Extracted data:
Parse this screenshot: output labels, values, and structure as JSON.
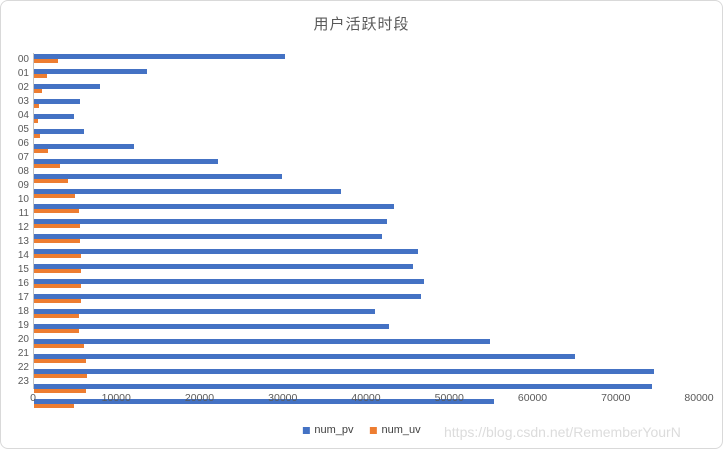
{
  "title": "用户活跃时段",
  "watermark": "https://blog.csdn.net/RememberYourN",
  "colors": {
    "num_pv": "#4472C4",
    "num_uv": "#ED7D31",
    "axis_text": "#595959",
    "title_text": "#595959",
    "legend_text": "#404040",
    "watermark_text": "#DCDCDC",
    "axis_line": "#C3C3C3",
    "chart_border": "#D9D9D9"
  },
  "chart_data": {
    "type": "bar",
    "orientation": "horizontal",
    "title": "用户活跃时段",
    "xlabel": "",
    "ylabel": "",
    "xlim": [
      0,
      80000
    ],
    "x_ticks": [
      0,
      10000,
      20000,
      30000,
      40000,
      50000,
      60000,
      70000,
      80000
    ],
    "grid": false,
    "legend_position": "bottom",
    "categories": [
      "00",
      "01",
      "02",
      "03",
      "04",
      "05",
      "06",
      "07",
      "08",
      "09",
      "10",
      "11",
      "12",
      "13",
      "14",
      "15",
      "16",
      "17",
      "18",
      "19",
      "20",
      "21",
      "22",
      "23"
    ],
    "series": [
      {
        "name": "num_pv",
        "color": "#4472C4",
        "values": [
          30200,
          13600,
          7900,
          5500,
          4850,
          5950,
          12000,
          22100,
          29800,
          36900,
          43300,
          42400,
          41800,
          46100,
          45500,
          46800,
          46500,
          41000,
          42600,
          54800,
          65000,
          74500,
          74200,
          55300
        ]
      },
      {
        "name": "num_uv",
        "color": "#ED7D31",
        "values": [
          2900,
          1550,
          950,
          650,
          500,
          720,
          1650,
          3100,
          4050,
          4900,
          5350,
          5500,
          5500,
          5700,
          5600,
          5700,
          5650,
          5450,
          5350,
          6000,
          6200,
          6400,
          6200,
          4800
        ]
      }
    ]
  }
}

Your objective:
Leave out the pictures, and give all the records again exactly.

Reply to the task:
Parse this screenshot: output labels, values, and structure as JSON.
{
  "title": "用户活跃时段",
  "watermark": "https://blog.csdn.net/RememberYourN",
  "colors": {
    "num_pv": "#4472C4",
    "num_uv": "#ED7D31",
    "axis_text": "#595959",
    "title_text": "#595959",
    "legend_text": "#404040",
    "watermark_text": "#DCDCDC",
    "axis_line": "#C3C3C3",
    "chart_border": "#D9D9D9"
  },
  "chart_data": {
    "type": "bar",
    "orientation": "horizontal",
    "title": "用户活跃时段",
    "xlabel": "",
    "ylabel": "",
    "xlim": [
      0,
      80000
    ],
    "x_ticks": [
      0,
      10000,
      20000,
      30000,
      40000,
      50000,
      60000,
      70000,
      80000
    ],
    "grid": false,
    "legend_position": "bottom",
    "categories": [
      "00",
      "01",
      "02",
      "03",
      "04",
      "05",
      "06",
      "07",
      "08",
      "09",
      "10",
      "11",
      "12",
      "13",
      "14",
      "15",
      "16",
      "17",
      "18",
      "19",
      "20",
      "21",
      "22",
      "23"
    ],
    "series": [
      {
        "name": "num_pv",
        "color": "#4472C4",
        "values": [
          30200,
          13600,
          7900,
          5500,
          4850,
          5950,
          12000,
          22100,
          29800,
          36900,
          43300,
          42400,
          41800,
          46100,
          45500,
          46800,
          46500,
          41000,
          42600,
          54800,
          65000,
          74500,
          74200,
          55300
        ]
      },
      {
        "name": "num_uv",
        "color": "#ED7D31",
        "values": [
          2900,
          1550,
          950,
          650,
          500,
          720,
          1650,
          3100,
          4050,
          4900,
          5350,
          5500,
          5500,
          5700,
          5600,
          5700,
          5650,
          5450,
          5350,
          6000,
          6200,
          6400,
          6200,
          4800
        ]
      }
    ]
  }
}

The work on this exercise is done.